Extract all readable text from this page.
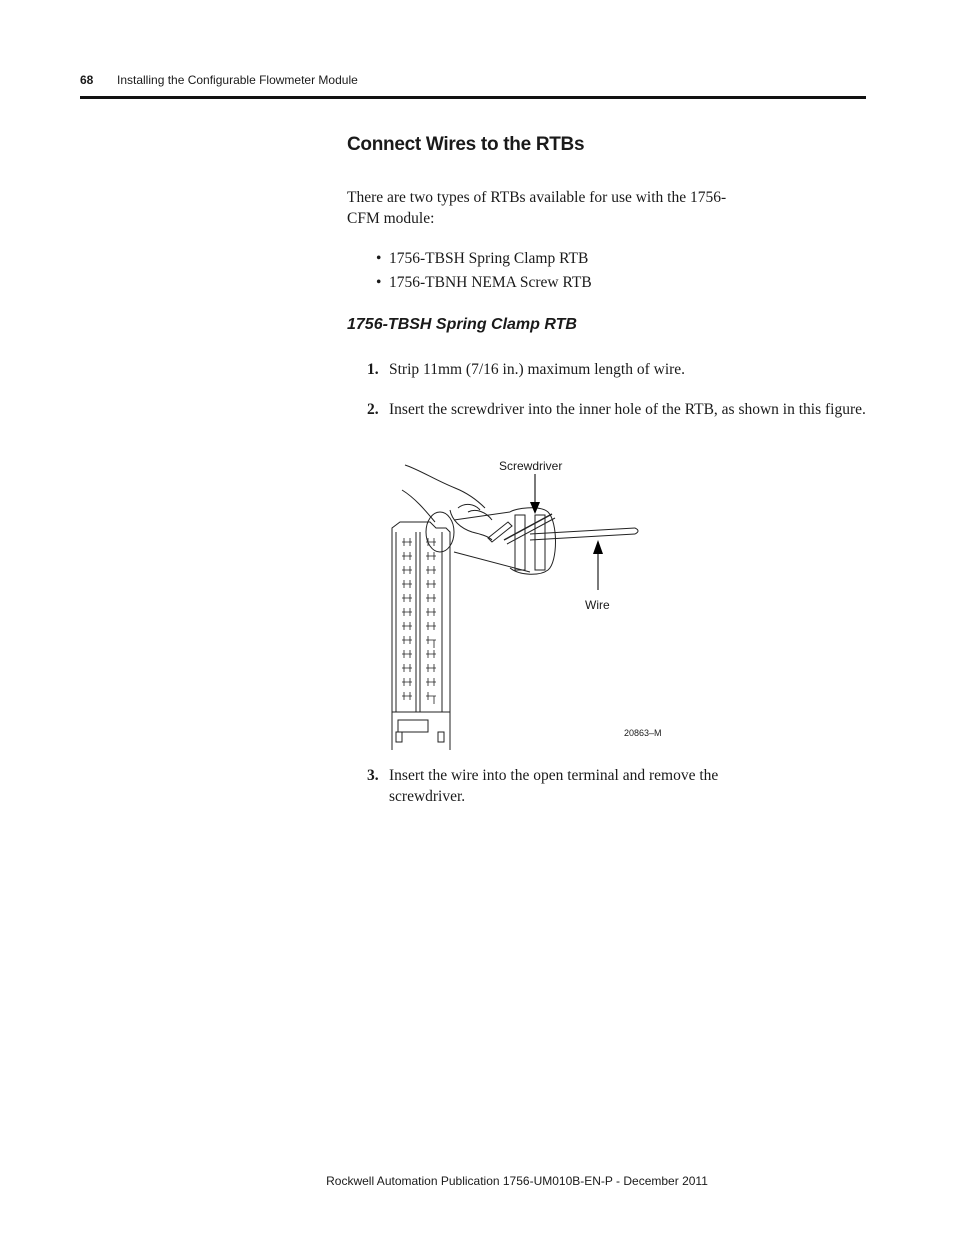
68 Installing the Configurable Flowmeter Module
Connect Wires to the RTBs

There are two types of RTBs available for use with the 1756-CFM module:

• 1756-TBSH Spring Clamp RTB
• 1756-TBNH NEMA Screw RTB
1756-TBSH Spring Clamp RTB
1. Strip 11mm (7/16 in.) maximum length of wire.
2. Insert the screwdriver into the inner hole of the RTB, as shown in this figure.
Screwdriver
Wire
20863–M
3. Insert the wire into the open terminal and remove the screwdriver.
Rockwell Automation Publication 1756-UM010B-EN-P - December 2011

—————

Exercise details:
Only a number is wanted: how many lines of the material include the word "into".

Written response:
2